#### Task requirements:
Below are records. Count every line containing the word "Bootshaus" and give the number alone.

[Items from a dataset]
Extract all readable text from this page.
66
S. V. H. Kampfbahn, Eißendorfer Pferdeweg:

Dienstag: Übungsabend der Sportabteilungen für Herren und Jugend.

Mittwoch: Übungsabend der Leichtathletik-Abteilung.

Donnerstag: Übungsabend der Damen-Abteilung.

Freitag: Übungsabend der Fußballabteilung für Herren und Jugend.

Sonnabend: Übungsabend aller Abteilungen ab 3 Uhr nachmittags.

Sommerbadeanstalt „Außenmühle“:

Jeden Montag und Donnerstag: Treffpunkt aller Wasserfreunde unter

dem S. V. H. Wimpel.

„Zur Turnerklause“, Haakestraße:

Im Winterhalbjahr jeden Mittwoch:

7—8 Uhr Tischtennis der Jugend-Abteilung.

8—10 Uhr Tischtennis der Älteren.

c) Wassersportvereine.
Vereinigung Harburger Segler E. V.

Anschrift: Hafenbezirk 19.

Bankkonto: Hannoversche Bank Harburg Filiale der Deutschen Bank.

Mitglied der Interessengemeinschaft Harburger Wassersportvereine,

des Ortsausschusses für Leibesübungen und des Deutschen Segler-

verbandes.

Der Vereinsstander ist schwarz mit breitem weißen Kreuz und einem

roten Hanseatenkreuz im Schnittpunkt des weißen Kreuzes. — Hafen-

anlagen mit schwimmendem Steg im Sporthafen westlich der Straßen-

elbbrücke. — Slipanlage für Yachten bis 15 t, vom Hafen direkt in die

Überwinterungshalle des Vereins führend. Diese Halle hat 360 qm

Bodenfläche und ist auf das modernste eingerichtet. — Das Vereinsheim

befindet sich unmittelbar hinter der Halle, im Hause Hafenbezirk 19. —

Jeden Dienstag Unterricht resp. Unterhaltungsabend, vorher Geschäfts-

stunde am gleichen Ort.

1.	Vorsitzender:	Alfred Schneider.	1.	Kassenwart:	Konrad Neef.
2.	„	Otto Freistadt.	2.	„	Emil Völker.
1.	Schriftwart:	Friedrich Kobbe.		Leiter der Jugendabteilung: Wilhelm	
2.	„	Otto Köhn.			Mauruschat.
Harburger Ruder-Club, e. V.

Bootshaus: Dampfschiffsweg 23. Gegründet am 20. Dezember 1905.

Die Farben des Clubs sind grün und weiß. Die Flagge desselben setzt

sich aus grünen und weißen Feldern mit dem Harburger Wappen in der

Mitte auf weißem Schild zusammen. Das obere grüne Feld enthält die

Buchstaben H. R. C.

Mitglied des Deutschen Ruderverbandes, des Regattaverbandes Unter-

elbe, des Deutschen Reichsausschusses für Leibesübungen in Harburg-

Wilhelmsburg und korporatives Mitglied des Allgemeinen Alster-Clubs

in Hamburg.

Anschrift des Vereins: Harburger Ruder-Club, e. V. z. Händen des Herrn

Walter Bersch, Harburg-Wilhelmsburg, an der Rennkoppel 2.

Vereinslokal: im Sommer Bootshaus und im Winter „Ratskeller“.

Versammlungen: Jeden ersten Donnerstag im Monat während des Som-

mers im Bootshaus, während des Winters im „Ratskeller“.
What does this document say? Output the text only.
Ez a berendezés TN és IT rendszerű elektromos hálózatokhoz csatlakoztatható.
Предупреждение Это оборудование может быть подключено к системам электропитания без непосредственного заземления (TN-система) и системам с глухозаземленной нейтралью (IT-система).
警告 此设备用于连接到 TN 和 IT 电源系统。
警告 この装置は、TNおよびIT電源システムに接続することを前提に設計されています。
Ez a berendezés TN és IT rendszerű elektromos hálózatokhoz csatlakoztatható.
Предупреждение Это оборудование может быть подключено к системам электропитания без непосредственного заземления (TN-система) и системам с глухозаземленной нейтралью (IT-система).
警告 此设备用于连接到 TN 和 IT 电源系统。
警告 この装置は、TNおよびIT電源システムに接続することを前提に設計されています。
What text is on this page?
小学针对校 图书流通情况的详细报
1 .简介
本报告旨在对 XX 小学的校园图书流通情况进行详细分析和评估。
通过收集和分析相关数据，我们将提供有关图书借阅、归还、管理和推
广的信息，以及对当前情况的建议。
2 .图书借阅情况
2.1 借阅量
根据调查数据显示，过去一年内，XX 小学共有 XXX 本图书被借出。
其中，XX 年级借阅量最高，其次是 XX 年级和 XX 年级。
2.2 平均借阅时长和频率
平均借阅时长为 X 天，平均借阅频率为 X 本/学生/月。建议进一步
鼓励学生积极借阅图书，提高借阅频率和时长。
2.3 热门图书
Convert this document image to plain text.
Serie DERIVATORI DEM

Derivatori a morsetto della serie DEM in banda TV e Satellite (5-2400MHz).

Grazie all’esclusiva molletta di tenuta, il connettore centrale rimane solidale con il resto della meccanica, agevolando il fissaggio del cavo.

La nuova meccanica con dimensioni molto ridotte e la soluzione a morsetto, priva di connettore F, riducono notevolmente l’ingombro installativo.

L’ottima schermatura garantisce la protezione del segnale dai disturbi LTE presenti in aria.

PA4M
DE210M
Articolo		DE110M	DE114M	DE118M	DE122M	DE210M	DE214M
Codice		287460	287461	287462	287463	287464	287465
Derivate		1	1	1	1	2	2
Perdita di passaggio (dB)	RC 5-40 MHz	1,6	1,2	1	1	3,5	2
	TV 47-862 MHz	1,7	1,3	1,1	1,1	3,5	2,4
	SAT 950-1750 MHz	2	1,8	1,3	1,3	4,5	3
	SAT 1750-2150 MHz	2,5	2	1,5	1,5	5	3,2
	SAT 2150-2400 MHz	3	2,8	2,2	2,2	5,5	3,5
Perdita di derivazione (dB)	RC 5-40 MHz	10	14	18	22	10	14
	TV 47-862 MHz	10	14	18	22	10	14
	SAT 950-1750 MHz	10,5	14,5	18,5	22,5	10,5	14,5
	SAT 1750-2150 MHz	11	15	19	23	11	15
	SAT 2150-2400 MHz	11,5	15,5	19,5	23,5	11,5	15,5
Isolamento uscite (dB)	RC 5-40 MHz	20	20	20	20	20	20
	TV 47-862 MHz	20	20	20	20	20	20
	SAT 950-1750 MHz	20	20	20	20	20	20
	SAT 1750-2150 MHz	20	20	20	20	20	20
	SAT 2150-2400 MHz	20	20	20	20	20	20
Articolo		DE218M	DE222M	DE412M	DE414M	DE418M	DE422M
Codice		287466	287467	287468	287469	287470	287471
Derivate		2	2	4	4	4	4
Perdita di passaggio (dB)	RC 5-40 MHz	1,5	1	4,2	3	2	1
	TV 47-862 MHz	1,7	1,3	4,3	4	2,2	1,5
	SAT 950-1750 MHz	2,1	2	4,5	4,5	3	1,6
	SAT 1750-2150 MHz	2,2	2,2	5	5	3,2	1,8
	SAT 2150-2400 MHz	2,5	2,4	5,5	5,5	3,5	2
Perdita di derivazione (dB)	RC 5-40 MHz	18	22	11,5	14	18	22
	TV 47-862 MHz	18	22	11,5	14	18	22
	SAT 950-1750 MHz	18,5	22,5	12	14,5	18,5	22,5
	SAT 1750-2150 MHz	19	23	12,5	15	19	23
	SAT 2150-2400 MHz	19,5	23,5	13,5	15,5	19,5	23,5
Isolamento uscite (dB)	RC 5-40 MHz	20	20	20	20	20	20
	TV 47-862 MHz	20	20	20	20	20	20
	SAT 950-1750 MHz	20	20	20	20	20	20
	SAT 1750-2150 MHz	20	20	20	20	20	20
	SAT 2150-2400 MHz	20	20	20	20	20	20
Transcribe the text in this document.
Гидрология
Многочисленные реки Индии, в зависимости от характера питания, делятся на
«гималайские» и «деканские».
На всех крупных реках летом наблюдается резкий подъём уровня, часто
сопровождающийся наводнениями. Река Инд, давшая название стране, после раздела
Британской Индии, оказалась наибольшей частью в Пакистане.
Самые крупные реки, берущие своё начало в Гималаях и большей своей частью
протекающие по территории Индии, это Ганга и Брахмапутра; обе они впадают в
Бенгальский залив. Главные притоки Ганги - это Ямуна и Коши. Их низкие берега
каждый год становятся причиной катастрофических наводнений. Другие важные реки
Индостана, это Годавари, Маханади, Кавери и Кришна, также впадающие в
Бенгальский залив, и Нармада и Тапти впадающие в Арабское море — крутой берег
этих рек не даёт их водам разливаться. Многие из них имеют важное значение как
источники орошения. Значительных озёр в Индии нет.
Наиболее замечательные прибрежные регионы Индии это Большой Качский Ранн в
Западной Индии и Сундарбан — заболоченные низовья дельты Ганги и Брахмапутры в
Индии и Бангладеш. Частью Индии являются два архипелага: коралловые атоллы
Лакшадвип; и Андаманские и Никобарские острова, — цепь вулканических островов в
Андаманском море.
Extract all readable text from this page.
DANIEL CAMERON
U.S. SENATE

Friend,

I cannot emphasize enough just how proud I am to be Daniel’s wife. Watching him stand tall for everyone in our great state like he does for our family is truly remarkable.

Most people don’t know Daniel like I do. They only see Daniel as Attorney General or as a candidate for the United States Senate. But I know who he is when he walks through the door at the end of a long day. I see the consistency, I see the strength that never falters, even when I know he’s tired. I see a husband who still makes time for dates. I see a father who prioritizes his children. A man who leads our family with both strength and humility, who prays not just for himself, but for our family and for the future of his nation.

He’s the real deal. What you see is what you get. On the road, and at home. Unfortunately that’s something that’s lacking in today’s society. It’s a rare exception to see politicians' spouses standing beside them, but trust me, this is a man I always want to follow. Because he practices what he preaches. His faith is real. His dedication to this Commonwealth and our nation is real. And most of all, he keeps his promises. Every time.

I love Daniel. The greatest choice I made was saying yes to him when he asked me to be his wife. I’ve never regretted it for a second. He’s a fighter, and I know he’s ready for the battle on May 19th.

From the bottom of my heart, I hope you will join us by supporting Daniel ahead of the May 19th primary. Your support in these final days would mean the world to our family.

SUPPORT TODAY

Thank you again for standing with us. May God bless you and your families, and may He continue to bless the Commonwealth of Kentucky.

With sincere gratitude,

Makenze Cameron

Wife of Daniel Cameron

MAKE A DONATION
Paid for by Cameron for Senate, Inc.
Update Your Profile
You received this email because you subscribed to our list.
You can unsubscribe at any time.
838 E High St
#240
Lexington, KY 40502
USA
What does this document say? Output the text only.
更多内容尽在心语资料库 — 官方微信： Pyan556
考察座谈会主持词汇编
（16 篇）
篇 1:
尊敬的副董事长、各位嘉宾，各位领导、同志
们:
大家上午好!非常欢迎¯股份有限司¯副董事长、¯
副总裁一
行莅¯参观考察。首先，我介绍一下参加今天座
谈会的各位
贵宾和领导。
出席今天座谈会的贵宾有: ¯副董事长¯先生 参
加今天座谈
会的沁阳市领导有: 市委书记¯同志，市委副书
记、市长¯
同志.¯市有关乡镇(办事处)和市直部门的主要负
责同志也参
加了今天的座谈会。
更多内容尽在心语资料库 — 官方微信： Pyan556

#### Solution for this problem:
3